# [Task directions]
Copy out each line of the material in which the word "understand" appears.

# [Extracted material]
====

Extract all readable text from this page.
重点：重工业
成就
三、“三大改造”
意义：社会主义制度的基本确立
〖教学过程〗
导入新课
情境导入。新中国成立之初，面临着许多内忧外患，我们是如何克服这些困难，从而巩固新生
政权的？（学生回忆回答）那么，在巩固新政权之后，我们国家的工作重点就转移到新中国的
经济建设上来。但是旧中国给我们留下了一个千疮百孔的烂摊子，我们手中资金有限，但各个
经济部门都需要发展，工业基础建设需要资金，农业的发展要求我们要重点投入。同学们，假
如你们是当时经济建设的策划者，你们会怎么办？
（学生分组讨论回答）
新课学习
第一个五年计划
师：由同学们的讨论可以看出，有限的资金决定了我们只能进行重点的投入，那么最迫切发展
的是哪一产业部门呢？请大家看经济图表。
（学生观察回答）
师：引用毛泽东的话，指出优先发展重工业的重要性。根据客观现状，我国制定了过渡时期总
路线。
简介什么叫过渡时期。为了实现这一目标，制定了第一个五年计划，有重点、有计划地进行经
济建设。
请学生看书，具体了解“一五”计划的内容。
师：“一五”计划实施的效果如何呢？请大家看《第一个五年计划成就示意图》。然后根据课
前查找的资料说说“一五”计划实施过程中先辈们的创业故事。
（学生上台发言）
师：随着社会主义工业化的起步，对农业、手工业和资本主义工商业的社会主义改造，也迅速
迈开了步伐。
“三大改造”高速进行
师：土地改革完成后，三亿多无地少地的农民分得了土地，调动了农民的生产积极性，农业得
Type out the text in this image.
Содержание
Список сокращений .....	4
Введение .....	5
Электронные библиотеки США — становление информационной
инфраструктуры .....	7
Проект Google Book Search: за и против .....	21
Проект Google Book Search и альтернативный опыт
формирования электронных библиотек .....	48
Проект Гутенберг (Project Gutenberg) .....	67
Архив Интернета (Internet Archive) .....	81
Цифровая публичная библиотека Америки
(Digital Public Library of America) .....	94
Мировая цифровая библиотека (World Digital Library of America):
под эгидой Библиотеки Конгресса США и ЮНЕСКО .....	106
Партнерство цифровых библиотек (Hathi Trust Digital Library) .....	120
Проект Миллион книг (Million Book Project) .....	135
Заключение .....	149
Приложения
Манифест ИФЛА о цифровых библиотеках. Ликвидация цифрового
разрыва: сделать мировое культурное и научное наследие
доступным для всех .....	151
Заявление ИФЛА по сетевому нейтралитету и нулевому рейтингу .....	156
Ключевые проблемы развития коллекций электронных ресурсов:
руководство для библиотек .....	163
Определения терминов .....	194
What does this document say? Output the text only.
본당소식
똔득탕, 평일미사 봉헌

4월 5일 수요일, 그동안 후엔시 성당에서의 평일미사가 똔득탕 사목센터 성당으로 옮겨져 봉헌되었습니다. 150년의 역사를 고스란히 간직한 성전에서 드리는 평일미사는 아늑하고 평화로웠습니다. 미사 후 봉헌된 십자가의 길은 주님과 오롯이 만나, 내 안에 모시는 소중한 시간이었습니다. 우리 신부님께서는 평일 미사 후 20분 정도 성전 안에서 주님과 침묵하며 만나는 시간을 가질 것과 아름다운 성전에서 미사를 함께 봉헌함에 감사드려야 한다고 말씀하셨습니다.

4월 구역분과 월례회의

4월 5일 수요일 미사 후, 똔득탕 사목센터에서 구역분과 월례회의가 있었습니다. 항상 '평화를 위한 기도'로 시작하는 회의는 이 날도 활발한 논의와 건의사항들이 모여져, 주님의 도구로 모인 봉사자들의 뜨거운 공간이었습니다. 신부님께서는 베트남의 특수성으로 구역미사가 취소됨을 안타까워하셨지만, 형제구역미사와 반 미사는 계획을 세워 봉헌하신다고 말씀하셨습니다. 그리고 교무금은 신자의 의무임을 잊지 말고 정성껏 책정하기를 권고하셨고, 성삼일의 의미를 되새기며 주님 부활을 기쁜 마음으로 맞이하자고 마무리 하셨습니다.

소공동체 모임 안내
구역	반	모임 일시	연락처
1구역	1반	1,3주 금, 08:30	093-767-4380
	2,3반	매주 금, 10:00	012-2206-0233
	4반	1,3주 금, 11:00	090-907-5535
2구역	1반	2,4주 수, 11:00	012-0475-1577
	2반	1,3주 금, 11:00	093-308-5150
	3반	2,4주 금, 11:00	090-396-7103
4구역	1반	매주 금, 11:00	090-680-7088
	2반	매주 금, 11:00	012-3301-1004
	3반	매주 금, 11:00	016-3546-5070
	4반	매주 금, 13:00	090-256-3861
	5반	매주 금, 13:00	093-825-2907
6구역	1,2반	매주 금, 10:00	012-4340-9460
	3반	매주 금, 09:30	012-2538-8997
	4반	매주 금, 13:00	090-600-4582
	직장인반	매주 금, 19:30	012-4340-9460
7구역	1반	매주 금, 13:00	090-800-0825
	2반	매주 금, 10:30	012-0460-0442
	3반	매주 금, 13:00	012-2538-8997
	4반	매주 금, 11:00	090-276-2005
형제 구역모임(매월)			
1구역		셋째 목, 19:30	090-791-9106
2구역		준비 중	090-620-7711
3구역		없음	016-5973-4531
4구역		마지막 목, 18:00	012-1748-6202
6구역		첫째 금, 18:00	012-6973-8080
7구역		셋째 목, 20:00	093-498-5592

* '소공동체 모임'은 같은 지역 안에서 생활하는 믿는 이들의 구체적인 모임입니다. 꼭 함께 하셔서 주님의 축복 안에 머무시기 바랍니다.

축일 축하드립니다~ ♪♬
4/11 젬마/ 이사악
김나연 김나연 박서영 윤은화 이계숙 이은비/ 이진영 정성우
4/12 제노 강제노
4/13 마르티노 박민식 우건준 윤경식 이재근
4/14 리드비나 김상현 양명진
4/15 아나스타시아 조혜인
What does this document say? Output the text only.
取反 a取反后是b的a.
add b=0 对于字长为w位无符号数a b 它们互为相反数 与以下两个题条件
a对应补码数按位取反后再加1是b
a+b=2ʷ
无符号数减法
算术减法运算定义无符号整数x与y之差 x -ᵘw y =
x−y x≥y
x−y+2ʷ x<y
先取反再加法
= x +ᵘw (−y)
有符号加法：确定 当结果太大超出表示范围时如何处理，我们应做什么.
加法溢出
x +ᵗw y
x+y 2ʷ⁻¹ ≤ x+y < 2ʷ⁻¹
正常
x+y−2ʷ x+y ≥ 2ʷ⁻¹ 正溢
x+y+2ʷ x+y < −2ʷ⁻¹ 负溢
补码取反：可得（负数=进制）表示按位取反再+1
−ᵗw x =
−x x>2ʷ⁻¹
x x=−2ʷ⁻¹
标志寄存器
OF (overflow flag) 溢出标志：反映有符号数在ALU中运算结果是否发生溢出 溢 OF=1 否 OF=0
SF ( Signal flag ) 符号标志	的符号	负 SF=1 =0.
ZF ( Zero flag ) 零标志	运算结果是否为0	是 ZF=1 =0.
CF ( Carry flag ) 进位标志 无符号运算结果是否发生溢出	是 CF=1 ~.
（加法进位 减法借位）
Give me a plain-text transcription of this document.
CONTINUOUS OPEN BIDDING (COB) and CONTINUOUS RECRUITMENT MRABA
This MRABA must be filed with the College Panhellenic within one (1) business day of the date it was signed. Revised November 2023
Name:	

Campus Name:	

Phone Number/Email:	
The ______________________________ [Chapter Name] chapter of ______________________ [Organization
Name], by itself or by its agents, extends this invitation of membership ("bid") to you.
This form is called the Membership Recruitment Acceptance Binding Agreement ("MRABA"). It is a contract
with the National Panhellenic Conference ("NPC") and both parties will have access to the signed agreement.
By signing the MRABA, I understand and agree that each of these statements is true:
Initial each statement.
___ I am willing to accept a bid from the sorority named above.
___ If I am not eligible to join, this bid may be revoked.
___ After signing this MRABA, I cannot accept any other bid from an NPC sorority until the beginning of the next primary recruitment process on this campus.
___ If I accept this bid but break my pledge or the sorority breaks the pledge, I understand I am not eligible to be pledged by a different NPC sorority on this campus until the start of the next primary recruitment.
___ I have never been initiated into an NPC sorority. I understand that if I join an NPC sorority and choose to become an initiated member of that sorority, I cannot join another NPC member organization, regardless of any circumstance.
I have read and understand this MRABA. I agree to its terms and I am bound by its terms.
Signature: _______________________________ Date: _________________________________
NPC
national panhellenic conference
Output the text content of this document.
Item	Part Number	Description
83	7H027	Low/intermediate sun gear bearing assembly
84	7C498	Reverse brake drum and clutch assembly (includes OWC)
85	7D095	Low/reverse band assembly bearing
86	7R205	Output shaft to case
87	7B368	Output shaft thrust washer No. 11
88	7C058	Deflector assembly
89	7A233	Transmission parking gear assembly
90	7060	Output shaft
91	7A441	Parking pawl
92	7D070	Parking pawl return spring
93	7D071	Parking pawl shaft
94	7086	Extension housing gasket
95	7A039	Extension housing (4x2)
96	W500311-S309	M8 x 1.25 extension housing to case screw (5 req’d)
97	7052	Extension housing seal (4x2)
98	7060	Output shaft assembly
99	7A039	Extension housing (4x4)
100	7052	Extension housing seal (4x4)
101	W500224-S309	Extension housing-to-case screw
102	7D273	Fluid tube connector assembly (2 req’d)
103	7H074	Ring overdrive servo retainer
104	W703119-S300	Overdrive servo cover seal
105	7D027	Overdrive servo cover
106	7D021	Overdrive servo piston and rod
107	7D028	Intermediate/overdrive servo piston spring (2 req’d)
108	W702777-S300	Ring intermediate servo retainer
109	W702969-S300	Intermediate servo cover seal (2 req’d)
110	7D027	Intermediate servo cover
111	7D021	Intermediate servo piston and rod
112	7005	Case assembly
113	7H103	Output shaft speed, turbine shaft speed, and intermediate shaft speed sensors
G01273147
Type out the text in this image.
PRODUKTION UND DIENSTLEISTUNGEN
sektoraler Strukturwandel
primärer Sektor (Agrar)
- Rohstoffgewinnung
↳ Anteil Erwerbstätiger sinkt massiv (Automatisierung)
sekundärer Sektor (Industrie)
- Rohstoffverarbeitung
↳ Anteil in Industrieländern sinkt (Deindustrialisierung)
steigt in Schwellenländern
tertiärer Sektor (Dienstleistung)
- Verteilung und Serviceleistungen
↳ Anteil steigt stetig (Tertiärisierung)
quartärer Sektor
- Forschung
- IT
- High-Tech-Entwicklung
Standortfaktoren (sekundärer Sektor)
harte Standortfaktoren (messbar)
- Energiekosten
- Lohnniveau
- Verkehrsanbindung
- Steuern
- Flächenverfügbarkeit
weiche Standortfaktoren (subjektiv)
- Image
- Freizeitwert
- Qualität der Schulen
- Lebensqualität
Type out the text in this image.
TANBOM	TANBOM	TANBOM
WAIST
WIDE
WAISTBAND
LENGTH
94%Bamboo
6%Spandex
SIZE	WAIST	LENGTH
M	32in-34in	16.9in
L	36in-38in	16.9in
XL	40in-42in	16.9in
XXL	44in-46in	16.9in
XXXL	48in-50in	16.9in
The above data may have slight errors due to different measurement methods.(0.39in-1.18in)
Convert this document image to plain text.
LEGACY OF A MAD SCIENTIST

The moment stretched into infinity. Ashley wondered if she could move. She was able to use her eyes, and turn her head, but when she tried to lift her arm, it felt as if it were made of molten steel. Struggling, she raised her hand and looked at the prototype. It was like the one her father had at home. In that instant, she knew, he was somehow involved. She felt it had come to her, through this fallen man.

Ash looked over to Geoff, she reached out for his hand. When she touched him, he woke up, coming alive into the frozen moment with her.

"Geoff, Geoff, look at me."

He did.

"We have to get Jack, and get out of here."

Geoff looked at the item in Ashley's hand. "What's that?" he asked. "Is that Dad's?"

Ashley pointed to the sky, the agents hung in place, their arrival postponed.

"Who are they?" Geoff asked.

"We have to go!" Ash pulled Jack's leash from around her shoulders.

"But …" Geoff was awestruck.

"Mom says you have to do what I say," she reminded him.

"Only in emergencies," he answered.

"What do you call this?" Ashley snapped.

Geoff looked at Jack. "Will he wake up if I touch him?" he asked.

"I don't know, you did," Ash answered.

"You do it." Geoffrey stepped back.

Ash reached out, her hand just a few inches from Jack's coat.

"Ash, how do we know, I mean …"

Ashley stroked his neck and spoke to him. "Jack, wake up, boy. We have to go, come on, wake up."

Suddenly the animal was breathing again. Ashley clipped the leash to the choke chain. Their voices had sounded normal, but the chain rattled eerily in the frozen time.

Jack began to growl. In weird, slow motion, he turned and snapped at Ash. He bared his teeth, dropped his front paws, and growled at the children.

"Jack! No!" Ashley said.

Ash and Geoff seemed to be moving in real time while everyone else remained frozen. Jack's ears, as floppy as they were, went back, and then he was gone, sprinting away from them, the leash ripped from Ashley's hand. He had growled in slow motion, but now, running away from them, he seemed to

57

====

# [Written response]
By signing the MRABA, I understand and agree that each of these statements is true:
___ If I accept this bid but break my pledge or the sorority breaks the pledge, I understand I am not eligible to be pledged by a different NPC sorority on this campus until the start of the next primary recruitment.
___ I have never been initiated into an NPC sorority. I understand that if I join an NPC sorority and choose to become an initiated member of that sorority, I cannot join another NPC member organization, regardless of any circumstance.
I have read and understand this MRABA. I agree to its terms and I am bound by its terms.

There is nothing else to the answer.